%%

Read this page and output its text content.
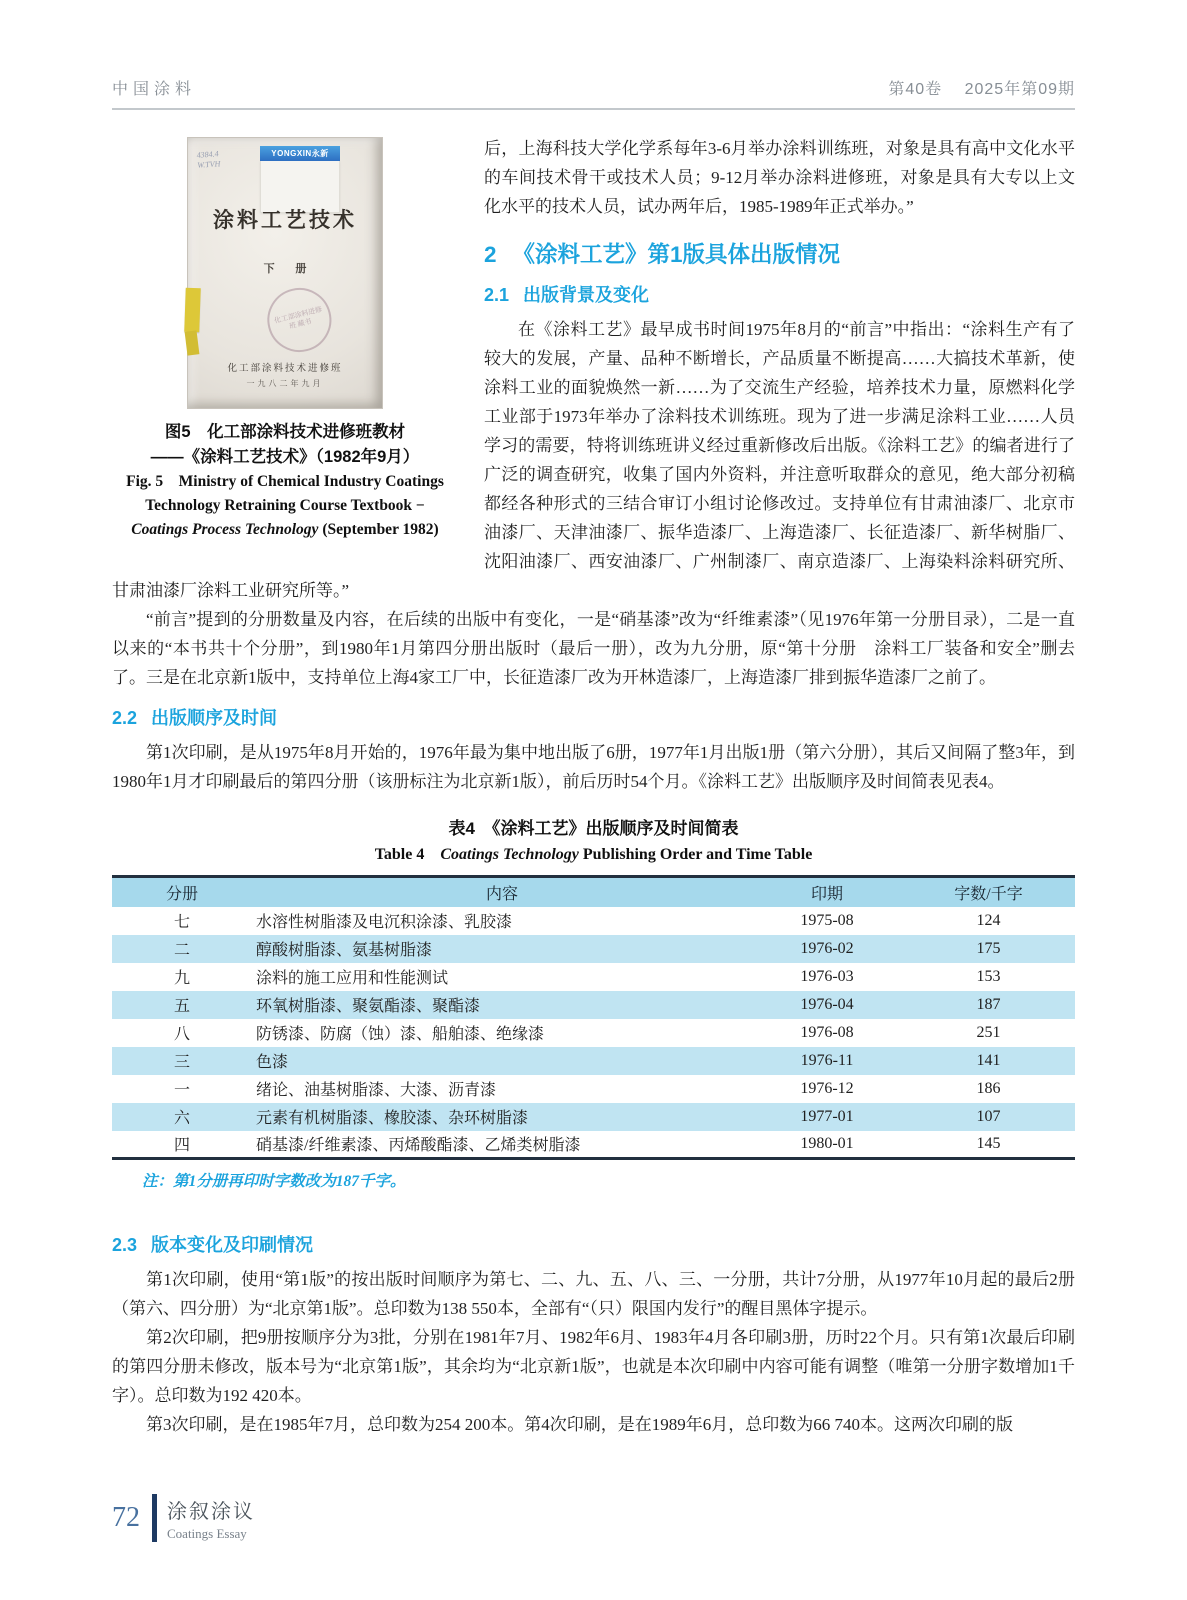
中国涂料	第40卷 2025年第09期
4384.4
W.TVH
YONGXIN永新
涂料工艺技术
下 册
化工部涂料进修班 藏书
化工部涂料技术进修班
一九八二年九月
图5　化工部涂料技术进修班教材
——《涂料工艺技术》（1982年9月）
Fig. 5　Ministry of Chemical Industry Coatings
Technology Retraining Course Textbook −
Coatings Process Technology (September 1982)

后，上海科技大学化学系每年3-6月举办涂料训练班，对象是具有高中文化水平的车间技术骨干或技术人员；9-12月举办涂料进修班，对象是具有大专以上文化水平的技术人员，试办两年后，1985-1989年正式举办。”

2 《涂料工艺》第1版具体出版情况
2.1 出版背景及变化

在《涂料工艺》最早成书时间1975年8月的“前言”中指出：“涂料生产有了较大的发展，产量、品种不断增长，产品质量不断提高……大搞技术革新，使涂料工业的面貌焕然一新……为了交流生产经验，培养技术力量，原燃料化学工业部于1973年举办了涂料技术训练班。现为了进一步满足涂料工业……人员学习的需要，特将训练班讲义经过重新修改后出版。《涂料工艺》的编者进行了广泛的调查研究，收集了国内外资料，并注意听取群众的意见，绝大部分初稿都经各种形式的三结合审订小组讨论修改过。支持单位有甘肃油漆厂、北京市油漆厂、天津油漆厂、振华造漆厂、上海造漆厂、长征造漆厂、新华树脂厂、沈阳油漆厂、西安油漆厂、广州制漆厂、南京造漆厂、上海染料涂料研究所、甘肃油漆厂涂料工业研究所等。”

“前言”提到的分册数量及内容，在后续的出版中有变化，一是“硝基漆”改为“纤维素漆”（见1976年第一分册目录），二是一直以来的“本书共十个分册”，到1980年1月第四分册出版时（最后一册），改为九分册，原“第十分册　涂料工厂装备和安全”删去了。三是在北京新1版中，支持单位上海4家工厂中，长征造漆厂改为开林造漆厂，上海造漆厂排到振华造漆厂之前了。

2.2 出版顺序及时间

第1次印刷，是从1975年8月开始的，1976年最为集中地出版了6册，1977年1月出版1册（第六分册），其后又间隔了整3年，到1980年1月才印刷最后的第四分册（该册标注为北京新1版），前后历时54个月。《涂料工艺》出版顺序及时间简表见表4。

表4　《涂料工艺》出版顺序及时间简表
Table 4　Coatings Technology Publishing Order and Time Table
分册	内容	印期	字数/千字
七	水溶性树脂漆及电沉积涂漆、乳胶漆	1975-08	124
二	醇酸树脂漆、氨基树脂漆	1976-02	175
九	涂料的施工应用和性能测试	1976-03	153
五	环氧树脂漆、聚氨酯漆、聚酯漆	1976-04	187
八	防锈漆、防腐（蚀）漆、船舶漆、绝缘漆	1976-08	251
三	色漆	1976-11	141
一	绪论、油基树脂漆、大漆、沥青漆	1976-12	186
六	元素有机树脂漆、橡胶漆、杂环树脂漆	1977-01	107
四	硝基漆/纤维素漆、丙烯酸酯漆、乙烯类树脂漆	1980-01	145

注：第1分册再印时字数改为187千字。

2.3 版本变化及印刷情况

第1次印刷，使用“第1版”的按出版时间顺序为第七、二、九、五、八、三、一分册，共计7分册，从1977年10月起的最后2册（第六、四分册）为“北京第1版”。总印数为138 550本，全部有“（只）限国内发行”的醒目黑体字提示。

第2次印刷，把9册按顺序分为3批，分别在1981年7月、1982年6月、1983年4月各印刷3册，历时22个月。只有第1次最后印刷的第四分册未修改，版本号为“北京第1版”，其余均为“北京新1版”，也就是本次印刷中内容可能有调整（唯第一分册字数增加1千字）。总印数为192 420本。

第3次印刷，是在1985年7月，总印数为254 200本。第4次印刷，是在1989年6月，总印数为66 740本。这两次印刷的版

72 涂叙涂议
Coatings Essay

%%

Track down the lines that include the word "Technology" and copy them.

#### [TASK RESULT]
Technology Retraining Course Textbook −
Coatings Process Technology (September 1982)
Table 4　Coatings Technology Publishing Order and Time Table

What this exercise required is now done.